Stated problem: Restate every entry word for word.

Rows:
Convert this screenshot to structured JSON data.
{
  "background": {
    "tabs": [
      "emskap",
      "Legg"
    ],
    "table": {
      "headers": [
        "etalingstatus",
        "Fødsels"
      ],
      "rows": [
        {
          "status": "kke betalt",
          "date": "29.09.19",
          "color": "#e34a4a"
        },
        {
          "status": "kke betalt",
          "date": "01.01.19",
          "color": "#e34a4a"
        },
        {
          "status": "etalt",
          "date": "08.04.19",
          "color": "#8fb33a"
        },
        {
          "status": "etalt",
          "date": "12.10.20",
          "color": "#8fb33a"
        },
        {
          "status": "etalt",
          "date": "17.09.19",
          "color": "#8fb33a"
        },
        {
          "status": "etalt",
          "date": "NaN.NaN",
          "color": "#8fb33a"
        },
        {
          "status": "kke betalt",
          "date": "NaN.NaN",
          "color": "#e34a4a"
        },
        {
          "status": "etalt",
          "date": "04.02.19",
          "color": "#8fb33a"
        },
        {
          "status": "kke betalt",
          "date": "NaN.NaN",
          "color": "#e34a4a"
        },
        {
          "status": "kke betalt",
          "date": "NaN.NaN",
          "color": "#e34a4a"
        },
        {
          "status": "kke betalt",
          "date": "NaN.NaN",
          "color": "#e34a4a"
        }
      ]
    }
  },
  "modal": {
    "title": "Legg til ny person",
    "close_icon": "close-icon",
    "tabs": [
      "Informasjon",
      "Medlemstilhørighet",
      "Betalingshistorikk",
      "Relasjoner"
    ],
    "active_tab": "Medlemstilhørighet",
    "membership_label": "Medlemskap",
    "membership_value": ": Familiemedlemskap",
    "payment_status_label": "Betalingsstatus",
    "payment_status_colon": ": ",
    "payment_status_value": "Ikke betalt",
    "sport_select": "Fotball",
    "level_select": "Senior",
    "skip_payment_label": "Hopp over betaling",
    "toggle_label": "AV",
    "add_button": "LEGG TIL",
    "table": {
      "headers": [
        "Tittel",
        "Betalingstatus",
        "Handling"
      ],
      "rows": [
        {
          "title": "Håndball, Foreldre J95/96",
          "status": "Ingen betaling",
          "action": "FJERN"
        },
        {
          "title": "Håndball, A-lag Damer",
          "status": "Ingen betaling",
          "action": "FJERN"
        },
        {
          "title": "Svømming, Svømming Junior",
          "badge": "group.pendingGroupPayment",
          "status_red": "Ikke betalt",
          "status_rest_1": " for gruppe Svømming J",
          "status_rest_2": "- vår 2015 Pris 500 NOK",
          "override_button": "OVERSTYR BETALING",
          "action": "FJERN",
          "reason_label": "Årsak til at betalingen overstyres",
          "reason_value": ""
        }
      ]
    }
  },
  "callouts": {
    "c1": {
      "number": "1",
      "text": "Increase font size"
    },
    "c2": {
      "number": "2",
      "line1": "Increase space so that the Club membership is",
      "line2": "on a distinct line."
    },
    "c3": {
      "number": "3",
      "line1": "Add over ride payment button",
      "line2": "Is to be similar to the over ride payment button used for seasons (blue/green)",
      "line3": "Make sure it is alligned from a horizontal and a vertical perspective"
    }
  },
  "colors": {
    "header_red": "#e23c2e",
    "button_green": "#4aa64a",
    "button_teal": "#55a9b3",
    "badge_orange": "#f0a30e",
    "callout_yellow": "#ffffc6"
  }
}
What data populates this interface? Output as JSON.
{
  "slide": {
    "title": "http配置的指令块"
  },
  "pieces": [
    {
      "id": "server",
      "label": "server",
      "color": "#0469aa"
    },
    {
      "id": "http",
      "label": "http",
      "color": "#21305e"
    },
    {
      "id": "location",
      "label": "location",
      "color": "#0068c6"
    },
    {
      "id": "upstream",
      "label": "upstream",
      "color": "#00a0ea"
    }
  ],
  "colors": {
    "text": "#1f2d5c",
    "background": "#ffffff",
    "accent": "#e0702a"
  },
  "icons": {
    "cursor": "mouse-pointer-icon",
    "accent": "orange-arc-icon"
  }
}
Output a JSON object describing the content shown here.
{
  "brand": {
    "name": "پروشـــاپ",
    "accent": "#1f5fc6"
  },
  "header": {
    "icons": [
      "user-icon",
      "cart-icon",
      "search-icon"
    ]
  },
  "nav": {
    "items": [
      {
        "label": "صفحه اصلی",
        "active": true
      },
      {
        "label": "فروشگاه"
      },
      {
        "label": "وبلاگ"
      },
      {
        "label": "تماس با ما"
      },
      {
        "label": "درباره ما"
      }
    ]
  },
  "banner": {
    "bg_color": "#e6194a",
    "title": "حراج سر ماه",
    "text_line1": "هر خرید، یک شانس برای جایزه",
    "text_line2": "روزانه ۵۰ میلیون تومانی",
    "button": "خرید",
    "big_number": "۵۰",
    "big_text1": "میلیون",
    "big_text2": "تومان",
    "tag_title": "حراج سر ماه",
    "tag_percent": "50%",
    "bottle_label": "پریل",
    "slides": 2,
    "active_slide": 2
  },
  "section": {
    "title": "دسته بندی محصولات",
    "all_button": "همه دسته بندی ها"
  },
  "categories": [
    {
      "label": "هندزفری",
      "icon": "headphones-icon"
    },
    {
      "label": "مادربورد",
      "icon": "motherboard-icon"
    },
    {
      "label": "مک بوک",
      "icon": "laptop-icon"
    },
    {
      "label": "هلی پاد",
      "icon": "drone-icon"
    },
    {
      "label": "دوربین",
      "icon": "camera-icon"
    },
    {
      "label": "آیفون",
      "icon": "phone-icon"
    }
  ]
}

Correct response:
Convert this screenshot to structured JSON data.
{
  "background": {
    "tabs": [
      "emskap",
      "Legg"
    ],
    "table": {
      "headers": [
        "etalingstatus",
        "Fødsels"
      ],
      "rows": [
        {
          "status": "kke betalt",
          "date": "29.09.19",
          "color": "#e34a4a"
        },
        {
          "status": "kke betalt",
          "date": "01.01.19",
          "color": "#e34a4a"
        },
        {
          "status": "etalt",
          "date": "08.04.19",
          "color": "#8fb33a"
        },
        {
          "status": "etalt",
          "date": "12.10.20",
          "color": "#8fb33a"
        },
        {
          "status": "etalt",
          "date": "17.09.19",
          "color": "#8fb33a"
        },
        {
          "status": "etalt",
          "date": "NaN.NaN",
          "color": "#8fb33a"
        },
        {
          "status": "kke betalt",
          "date": "NaN.NaN",
          "color": "#e34a4a"
        },
        {
          "status": "etalt",
          "date": "04.02.19",
          "color": "#8fb33a"
        },
        {
          "status": "kke betalt",
          "date": "NaN.NaN",
          "color": "#e34a4a"
        },
        {
          "status": "kke betalt",
          "date": "NaN.NaN",
          "color": "#e34a4a"
        },
        {
          "status": "kke betalt",
          "date": "NaN.NaN",
          "color": "#e34a4a"
        }
      ]
    }
  },
  "modal": {
    "title": "Legg til ny person",
    "close_icon": "close-icon",
    "tabs": [
      "Informasjon",
      "Medlemstilhørighet",
      "Betalingshistorikk",
      "Relasjoner"
    ],
    "active_tab": "Medlemstilhørighet",
    "membership_label": "Medlemskap",
    "membership_value": ": Familiemedlemskap",
    "payment_status_label": "Betalingsstatus",
    "payment_status_colon": ": ",
    "payment_status_value": "Ikke betalt",
    "sport_select": "Fotball",
    "level_select": "Senior",
    "skip_payment_label": "Hopp over betaling",
    "toggle_label": "AV",
    "add_button": "LEGG TIL",
    "table": {
      "headers": [
        "Tittel",
        "Betalingstatus",
        "Handling"
      ],
      "rows": [
        {
          "title": "Håndball, Foreldre J95/96",
          "status": "Ingen betaling",
          "action": "FJERN"
        },
        {
          "title": "Håndball, A-lag Damer",
          "status": "Ingen betaling",
          "action": "FJERN"
        },
        {
          "title": "Svømming, Svømming Junior",
          "badge": "group.pendingGroupPayment",
          "status_red": "Ikke betalt",
          "status_rest_1": " for gruppe Svømming J",
          "status_rest_2": "- vår 2015 Pris 500 NOK",
          "override_button": "OVERSTYR BETALING",
          "action": "FJERN",
          "reason_label": "Årsak til at betalingen overstyres",
          "reason_value": ""
        }
      ]
    }
  },
  "callouts": {
    "c1": {
      "number": "1",
      "text": "Increase font size"
    },
    "c2": {
      "number": "2",
      "line1": "Increase space so that the Club membership is",
      "line2": "on a distinct line."
    },
    "c3": {
      "number": "3",
      "line1": "Add over ride payment button",
      "line2": "Is to be similar to the over ride payment button used for seasons (blue/green)",
      "line3": "Make sure it is alligned from a horizontal and a vertical perspective"
    }
  },
  "colors": {
    "header_red": "#e23c2e",
    "button_green": "#4aa64a",
    "button_teal": "#55a9b3",
    "badge_orange": "#f0a30e",
    "callout_yellow": "#ffffc6"
  }
}
What data populates this interface? Output as JSON.
{
  "slide": {
    "title": "http配置的指令块"
  },
  "pieces": [
    {
      "id": "server",
      "label": "server",
      "color": "#0469aa"
    },
    {
      "id": "http",
      "label": "http",
      "color": "#21305e"
    },
    {
      "id": "location",
      "label": "location",
      "color": "#0068c6"
    },
    {
      "id": "upstream",
      "label": "upstream",
      "color": "#00a0ea"
    }
  ],
  "colors": {
    "text": "#1f2d5c",
    "background": "#ffffff",
    "accent": "#e0702a"
  },
  "icons": {
    "cursor": "mouse-pointer-icon",
    "accent": "orange-arc-icon"
  }
}
Output a JSON object describing the content shown here.
{
  "brand": {
    "name": "پروشـــاپ",
    "accent": "#1f5fc6"
  },
  "header": {
    "icons": [
      "user-icon",
      "cart-icon",
      "search-icon"
    ]
  },
  "nav": {
    "items": [
      {
        "label": "صفحه اصلی",
        "active": true
      },
      {
        "label": "فروشگاه"
      },
      {
        "label": "وبلاگ"
      },
      {
        "label": "تماس با ما"
      },
      {
        "label": "درباره ما"
      }
    ]
  },
  "banner": {
    "bg_color": "#e6194a",
    "title": "حراج سر ماه",
    "text_line1": "هر خرید، یک شانس برای جایزه",
    "text_line2": "روزانه ۵۰ میلیون تومانی",
    "button": "خرید",
    "big_number": "۵۰",
    "big_text1": "میلیون",
    "big_text2": "تومان",
    "tag_title": "حراج سر ماه",
    "tag_percent": "50%",
    "bottle_label": "پریل",
    "slides": 2,
    "active_slide": 2
  },
  "section": {
    "title": "دسته بندی محصولات",
    "all_button": "همه دسته بندی ها"
  },
  "categories": [
    {
      "label": "هندزفری",
      "icon": "headphones-icon"
    },
    {
      "label": "مادربورد",
      "icon": "motherboard-icon"
    },
    {
      "label": "مک بوک",
      "icon": "laptop-icon"
    },
    {
      "label": "هلی پاد",
      "icon": "drone-icon"
    },
    {
      "label": "دوربین",
      "icon": "camera-icon"
    },
    {
      "label": "آیفون",
      "icon": "phone-icon"
    }
  ]
}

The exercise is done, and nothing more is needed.